▶ [Task details] Rewrite the listing below with every "close-icon" changed to "dismiss-icon", keeping everything else the same.

▶ [Record extracts]
▬▬▬▬▬▬

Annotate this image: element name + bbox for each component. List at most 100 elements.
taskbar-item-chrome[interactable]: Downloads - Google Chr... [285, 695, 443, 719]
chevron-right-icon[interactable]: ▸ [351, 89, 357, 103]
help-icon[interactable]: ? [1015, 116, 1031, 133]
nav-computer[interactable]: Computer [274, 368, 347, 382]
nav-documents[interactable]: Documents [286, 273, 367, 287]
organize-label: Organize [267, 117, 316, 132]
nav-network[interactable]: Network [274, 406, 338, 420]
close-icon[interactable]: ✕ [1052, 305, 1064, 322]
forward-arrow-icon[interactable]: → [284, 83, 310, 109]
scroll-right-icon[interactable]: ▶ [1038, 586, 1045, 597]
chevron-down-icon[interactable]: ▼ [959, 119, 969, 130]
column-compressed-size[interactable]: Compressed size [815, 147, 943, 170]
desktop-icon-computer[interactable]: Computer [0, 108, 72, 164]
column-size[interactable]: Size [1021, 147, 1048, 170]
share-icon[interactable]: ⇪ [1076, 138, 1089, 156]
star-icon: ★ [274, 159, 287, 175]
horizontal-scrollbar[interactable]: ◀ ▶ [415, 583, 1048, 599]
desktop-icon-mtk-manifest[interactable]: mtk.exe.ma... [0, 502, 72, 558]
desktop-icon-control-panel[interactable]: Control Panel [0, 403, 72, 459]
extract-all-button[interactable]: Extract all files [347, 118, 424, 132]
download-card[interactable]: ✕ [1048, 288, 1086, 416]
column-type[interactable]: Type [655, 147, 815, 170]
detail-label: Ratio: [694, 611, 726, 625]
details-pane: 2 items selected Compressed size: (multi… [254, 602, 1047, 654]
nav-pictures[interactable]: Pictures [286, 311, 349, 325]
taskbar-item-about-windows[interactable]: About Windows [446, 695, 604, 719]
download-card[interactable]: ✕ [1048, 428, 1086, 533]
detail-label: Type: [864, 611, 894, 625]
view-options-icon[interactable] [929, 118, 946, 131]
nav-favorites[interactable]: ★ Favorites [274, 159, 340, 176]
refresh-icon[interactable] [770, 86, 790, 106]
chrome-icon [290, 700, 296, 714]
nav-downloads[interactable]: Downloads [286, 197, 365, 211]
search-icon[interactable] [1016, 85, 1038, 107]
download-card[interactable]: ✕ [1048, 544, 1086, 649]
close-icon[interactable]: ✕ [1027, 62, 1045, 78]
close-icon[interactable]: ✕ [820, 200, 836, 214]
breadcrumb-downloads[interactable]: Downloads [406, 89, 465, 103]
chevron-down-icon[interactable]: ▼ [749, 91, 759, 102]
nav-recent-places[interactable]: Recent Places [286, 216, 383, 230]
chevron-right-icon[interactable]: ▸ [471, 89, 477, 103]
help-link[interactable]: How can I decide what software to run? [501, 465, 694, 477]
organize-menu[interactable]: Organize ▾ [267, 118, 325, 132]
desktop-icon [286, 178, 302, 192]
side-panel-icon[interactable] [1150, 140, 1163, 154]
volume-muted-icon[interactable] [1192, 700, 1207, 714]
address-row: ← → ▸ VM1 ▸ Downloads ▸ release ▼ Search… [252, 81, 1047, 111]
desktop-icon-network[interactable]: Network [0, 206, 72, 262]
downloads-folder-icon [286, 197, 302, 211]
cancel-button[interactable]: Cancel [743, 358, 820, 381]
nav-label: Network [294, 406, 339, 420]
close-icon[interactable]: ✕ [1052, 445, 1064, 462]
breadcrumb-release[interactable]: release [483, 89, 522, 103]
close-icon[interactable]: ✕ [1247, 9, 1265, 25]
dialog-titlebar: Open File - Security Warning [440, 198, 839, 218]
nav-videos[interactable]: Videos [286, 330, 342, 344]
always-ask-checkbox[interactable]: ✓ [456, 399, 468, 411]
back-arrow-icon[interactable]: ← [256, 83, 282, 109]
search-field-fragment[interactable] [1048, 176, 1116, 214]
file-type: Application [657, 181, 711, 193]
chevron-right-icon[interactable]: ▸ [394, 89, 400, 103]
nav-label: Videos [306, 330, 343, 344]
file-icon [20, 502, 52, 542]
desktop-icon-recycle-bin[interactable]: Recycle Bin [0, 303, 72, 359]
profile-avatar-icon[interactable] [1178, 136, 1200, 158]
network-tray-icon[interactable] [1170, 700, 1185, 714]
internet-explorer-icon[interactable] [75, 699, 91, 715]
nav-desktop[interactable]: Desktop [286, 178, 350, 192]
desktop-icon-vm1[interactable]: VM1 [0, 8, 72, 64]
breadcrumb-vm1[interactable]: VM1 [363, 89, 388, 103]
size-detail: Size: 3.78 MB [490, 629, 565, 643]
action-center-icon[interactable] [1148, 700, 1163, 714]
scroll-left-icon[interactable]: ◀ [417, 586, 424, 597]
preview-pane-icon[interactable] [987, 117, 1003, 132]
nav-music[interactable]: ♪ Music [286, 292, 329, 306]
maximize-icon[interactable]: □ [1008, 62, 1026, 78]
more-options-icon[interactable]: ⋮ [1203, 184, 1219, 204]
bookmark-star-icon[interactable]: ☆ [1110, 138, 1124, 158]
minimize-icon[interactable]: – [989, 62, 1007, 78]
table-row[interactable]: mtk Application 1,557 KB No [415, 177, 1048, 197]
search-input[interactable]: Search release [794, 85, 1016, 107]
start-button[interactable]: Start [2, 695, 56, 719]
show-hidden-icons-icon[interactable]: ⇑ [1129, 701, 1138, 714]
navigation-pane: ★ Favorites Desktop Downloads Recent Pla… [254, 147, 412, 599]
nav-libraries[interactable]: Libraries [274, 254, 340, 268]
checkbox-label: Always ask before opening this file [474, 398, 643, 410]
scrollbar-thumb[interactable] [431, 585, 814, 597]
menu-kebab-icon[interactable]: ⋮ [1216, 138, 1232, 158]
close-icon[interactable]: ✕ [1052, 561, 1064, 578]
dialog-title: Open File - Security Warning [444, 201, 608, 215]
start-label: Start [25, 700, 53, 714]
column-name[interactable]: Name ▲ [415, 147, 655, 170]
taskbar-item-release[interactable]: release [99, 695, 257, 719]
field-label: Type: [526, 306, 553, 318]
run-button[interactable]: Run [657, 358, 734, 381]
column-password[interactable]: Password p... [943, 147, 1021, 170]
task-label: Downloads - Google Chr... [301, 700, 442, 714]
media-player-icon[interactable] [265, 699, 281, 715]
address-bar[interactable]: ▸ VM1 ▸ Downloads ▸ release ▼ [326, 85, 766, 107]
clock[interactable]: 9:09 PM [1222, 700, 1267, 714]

▬▬▬▬▬▬

▶ [Output for this exercise]
Annotate this image: element name + bbox for each component. List at most 100 elements.
taskbar-item-chrome[interactable]: Downloads - Google Chr... [285, 695, 443, 719]
chevron-right-icon[interactable]: ▸ [351, 89, 357, 103]
help-icon[interactable]: ? [1015, 116, 1031, 133]
nav-computer[interactable]: Computer [274, 368, 347, 382]
nav-documents[interactable]: Documents [286, 273, 367, 287]
organize-label: Organize [267, 117, 316, 132]
nav-network[interactable]: Network [274, 406, 338, 420]
dismiss-icon[interactable]: ✕ [1052, 305, 1064, 322]
forward-arrow-icon[interactable]: → [284, 83, 310, 109]
scroll-right-icon[interactable]: ▶ [1038, 586, 1045, 597]
chevron-down-icon[interactable]: ▼ [959, 119, 969, 130]
column-compressed-size[interactable]: Compressed size [815, 147, 943, 170]
desktop-icon-computer[interactable]: Computer [0, 108, 72, 164]
column-size[interactable]: Size [1021, 147, 1048, 170]
share-icon[interactable]: ⇪ [1076, 138, 1089, 156]
star-icon: ★ [274, 159, 287, 175]
horizontal-scrollbar[interactable]: ◀ ▶ [415, 583, 1048, 599]
desktop-icon-mtk-manifest[interactable]: mtk.exe.ma... [0, 502, 72, 558]
desktop-icon-control-panel[interactable]: Control Panel [0, 403, 72, 459]
extract-all-button[interactable]: Extract all files [347, 118, 424, 132]
download-card[interactable]: ✕ [1048, 288, 1086, 416]
column-type[interactable]: Type [655, 147, 815, 170]
detail-label: Ratio: [694, 611, 726, 625]
details-pane: 2 items selected Compressed size: (multi… [254, 602, 1047, 654]
nav-pictures[interactable]: Pictures [286, 311, 349, 325]
taskbar-item-about-windows[interactable]: About Windows [446, 695, 604, 719]
download-card[interactable]: ✕ [1048, 428, 1086, 533]
detail-label: Type: [864, 611, 894, 625]
view-options-icon[interactable] [929, 118, 946, 131]
nav-favorites[interactable]: ★ Favorites [274, 159, 340, 176]
refresh-icon[interactable] [770, 86, 790, 106]
chrome-icon [290, 700, 296, 714]
nav-downloads[interactable]: Downloads [286, 197, 365, 211]
search-icon[interactable] [1016, 85, 1038, 107]
download-card[interactable]: ✕ [1048, 544, 1086, 649]
dismiss-icon[interactable]: ✕ [1027, 62, 1045, 78]
dismiss-icon[interactable]: ✕ [820, 200, 836, 214]
breadcrumb-downloads[interactable]: Downloads [406, 89, 465, 103]
chevron-down-icon[interactable]: ▼ [749, 91, 759, 102]
nav-recent-places[interactable]: Recent Places [286, 216, 383, 230]
chevron-right-icon[interactable]: ▸ [471, 89, 477, 103]
help-link[interactable]: How can I decide what software to run? [501, 465, 694, 477]
organize-menu[interactable]: Organize ▾ [267, 118, 325, 132]
desktop-icon [286, 178, 302, 192]
side-panel-icon[interactable] [1150, 140, 1163, 154]
volume-muted-icon[interactable] [1192, 700, 1207, 714]
address-row: ← → ▸ VM1 ▸ Downloads ▸ release ▼ Search… [252, 81, 1047, 111]
desktop-icon-network[interactable]: Network [0, 206, 72, 262]
downloads-folder-icon [286, 197, 302, 211]
cancel-button[interactable]: Cancel [743, 358, 820, 381]
nav-label: Network [294, 406, 339, 420]
dismiss-icon[interactable]: ✕ [1052, 445, 1064, 462]
breadcrumb-release[interactable]: release [483, 89, 522, 103]
dismiss-icon[interactable]: ✕ [1247, 9, 1265, 25]
dialog-titlebar: Open File - Security Warning [440, 198, 839, 218]
nav-videos[interactable]: Videos [286, 330, 342, 344]
always-ask-checkbox[interactable]: ✓ [456, 399, 468, 411]
back-arrow-icon[interactable]: ← [256, 83, 282, 109]
search-field-fragment[interactable] [1048, 176, 1116, 214]
file-type: Application [657, 181, 711, 193]
chevron-right-icon[interactable]: ▸ [394, 89, 400, 103]
nav-label: Videos [306, 330, 343, 344]
file-icon [20, 502, 52, 542]
desktop-icon-recycle-bin[interactable]: Recycle Bin [0, 303, 72, 359]
profile-avatar-icon[interactable] [1178, 136, 1200, 158]
network-tray-icon[interactable] [1170, 700, 1185, 714]
internet-explorer-icon[interactable] [75, 699, 91, 715]
nav-desktop[interactable]: Desktop [286, 178, 350, 192]
desktop-icon-vm1[interactable]: VM1 [0, 8, 72, 64]
breadcrumb-vm1[interactable]: VM1 [363, 89, 388, 103]
size-detail: Size: 3.78 MB [490, 629, 565, 643]
action-center-icon[interactable] [1148, 700, 1163, 714]
scroll-left-icon[interactable]: ◀ [417, 586, 424, 597]
preview-pane-icon[interactable] [987, 117, 1003, 132]
nav-music[interactable]: ♪ Music [286, 292, 329, 306]
maximize-icon[interactable]: □ [1008, 62, 1026, 78]
more-options-icon[interactable]: ⋮ [1203, 184, 1219, 204]
bookmark-star-icon[interactable]: ☆ [1110, 138, 1124, 158]
minimize-icon[interactable]: – [989, 62, 1007, 78]
table-row[interactable]: mtk Application 1,557 KB No [415, 177, 1048, 197]
search-input[interactable]: Search release [794, 85, 1016, 107]
start-button[interactable]: Start [2, 695, 56, 719]
show-hidden-icons-icon[interactable]: ⇑ [1129, 701, 1138, 714]
navigation-pane: ★ Favorites Desktop Downloads Recent Pla… [254, 147, 412, 599]
nav-libraries[interactable]: Libraries [274, 254, 340, 268]
checkbox-label: Always ask before opening this file [474, 398, 643, 410]
scrollbar-thumb[interactable] [431, 585, 814, 597]
menu-kebab-icon[interactable]: ⋮ [1216, 138, 1232, 158]
dismiss-icon[interactable]: ✕ [1052, 561, 1064, 578]
dialog-title: Open File - Security Warning [444, 201, 608, 215]
start-label: Start [25, 700, 53, 714]
column-name[interactable]: Name ▲ [415, 147, 655, 170]
taskbar-item-release[interactable]: release [99, 695, 257, 719]
field-label: Type: [526, 306, 553, 318]
run-button[interactable]: Run [657, 358, 734, 381]
column-password[interactable]: Password p... [943, 147, 1021, 170]
task-label: Downloads - Google Chr... [301, 700, 442, 714]
media-player-icon[interactable] [265, 699, 281, 715]
address-bar[interactable]: ▸ VM1 ▸ Downloads ▸ release ▼ [326, 85, 766, 107]
clock[interactable]: 9:09 PM [1222, 700, 1267, 714]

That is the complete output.